Extracted text Block Start
LW: Wow. That is really exciting.

RG: It’s exciting, but we know that no candidate has solved the problem of the lack of persistence of antibodies. So that’s a scientific problem. So come back to me with the question: ‘So you don’t think the vaccine will be the great balm that solves the problem?’ Yes, I agree with you. It won’t be. But I think it will be a significant step, and we’re going to learn important things on it.

LW: I think it’s interesting that, from both of our perspectives, we’re seeing the entire spectrum of how we can resolve an issue like HIV. It would be ideal if we could come up with a vaccine, ideal if we could come up with a cure, but in the meantime, there are all these people who need to be treated.

RG: It’s not a science problem. The problem in Baltimore is a problem of education, drug addiction, poverty, the breakup of families, lack of information, and money. If you had enough money, enough dedicated people, you would stop the drug epidemic, stop family breakups or reduce them. You would have much less of a problem for Baltimore.
Extracted text Block End
Information Block Start
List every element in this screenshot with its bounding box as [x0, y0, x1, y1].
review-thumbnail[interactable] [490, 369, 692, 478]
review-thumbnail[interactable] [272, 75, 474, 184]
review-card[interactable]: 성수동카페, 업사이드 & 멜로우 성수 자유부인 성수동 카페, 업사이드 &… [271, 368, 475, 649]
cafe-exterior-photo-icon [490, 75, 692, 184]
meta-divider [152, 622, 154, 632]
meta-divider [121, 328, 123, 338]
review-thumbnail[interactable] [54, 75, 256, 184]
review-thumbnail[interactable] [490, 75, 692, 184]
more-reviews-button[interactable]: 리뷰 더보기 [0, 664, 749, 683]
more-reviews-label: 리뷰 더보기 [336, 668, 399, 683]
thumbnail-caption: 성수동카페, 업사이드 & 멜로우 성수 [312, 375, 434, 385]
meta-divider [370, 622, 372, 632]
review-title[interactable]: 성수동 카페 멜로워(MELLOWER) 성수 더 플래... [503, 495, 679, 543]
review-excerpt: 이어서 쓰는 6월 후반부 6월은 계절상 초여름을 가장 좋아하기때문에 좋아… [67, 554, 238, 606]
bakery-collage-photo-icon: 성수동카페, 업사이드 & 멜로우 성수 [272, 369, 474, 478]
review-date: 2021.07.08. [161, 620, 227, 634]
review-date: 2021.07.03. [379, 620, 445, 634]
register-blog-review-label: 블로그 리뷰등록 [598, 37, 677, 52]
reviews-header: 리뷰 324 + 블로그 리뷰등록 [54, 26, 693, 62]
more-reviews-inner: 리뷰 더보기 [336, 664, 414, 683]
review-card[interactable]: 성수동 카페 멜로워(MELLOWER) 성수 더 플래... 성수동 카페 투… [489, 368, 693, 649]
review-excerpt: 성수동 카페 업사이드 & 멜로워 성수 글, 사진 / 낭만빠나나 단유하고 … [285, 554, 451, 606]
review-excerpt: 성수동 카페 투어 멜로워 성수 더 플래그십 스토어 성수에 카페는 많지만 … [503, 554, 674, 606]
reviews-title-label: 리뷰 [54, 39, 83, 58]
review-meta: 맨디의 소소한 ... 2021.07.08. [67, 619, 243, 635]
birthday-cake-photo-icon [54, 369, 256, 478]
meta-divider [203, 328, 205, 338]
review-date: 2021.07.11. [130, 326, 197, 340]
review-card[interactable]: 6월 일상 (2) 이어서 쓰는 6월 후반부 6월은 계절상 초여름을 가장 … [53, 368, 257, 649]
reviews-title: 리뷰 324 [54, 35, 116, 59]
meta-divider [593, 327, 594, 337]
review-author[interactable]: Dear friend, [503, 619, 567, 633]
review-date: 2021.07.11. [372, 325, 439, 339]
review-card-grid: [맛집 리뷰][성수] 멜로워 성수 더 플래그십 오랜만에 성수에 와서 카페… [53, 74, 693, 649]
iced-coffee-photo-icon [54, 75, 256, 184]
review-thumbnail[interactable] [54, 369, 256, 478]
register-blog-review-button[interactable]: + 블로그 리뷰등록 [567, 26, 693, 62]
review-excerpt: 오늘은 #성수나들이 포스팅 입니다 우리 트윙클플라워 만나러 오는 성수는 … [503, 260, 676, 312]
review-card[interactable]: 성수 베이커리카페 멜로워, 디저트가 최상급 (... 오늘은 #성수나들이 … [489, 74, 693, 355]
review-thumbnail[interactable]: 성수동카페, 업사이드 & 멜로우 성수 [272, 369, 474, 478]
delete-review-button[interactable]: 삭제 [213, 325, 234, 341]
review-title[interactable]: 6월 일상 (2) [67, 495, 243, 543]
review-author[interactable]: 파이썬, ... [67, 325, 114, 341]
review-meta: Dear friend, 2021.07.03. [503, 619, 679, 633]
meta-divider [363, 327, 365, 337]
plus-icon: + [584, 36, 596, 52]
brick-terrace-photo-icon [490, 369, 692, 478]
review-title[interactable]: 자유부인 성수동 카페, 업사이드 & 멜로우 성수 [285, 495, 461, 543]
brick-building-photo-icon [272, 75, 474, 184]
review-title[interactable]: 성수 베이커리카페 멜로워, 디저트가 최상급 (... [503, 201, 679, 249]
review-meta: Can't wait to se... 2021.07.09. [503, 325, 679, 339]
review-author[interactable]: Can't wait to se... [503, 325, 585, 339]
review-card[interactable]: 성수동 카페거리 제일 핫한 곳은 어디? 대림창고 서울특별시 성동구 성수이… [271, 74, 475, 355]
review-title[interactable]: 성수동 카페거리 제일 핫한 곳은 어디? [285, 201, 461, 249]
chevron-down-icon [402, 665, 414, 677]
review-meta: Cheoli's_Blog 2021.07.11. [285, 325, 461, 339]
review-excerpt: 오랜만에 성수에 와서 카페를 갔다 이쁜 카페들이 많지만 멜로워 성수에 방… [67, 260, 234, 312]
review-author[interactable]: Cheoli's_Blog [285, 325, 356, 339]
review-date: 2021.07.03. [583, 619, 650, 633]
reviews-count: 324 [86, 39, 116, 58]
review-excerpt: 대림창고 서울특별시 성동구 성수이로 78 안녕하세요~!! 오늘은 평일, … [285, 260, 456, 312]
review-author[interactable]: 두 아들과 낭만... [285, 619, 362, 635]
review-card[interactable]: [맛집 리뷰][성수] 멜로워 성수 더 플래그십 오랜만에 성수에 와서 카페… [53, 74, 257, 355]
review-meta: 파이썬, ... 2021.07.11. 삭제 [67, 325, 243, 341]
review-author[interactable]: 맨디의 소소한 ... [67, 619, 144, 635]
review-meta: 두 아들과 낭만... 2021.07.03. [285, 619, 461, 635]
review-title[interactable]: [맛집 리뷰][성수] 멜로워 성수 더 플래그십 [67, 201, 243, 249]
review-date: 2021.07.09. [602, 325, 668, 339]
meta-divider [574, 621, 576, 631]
Information Block End
* [Work instruction]
Answer these questions using the HIV interview excerpt.
(a) What problem has no vaccine candidate solved?
(b) Besides a vaccine, what other outcome is called "ideal"?
(c) What problems are listed for Baltimore?

* [Solved exercise]
(a) The lack of persistence of antibodies.
(b) A cure.
(c) Education, drug addiction, poverty, the breakup of families, lack of information, and money.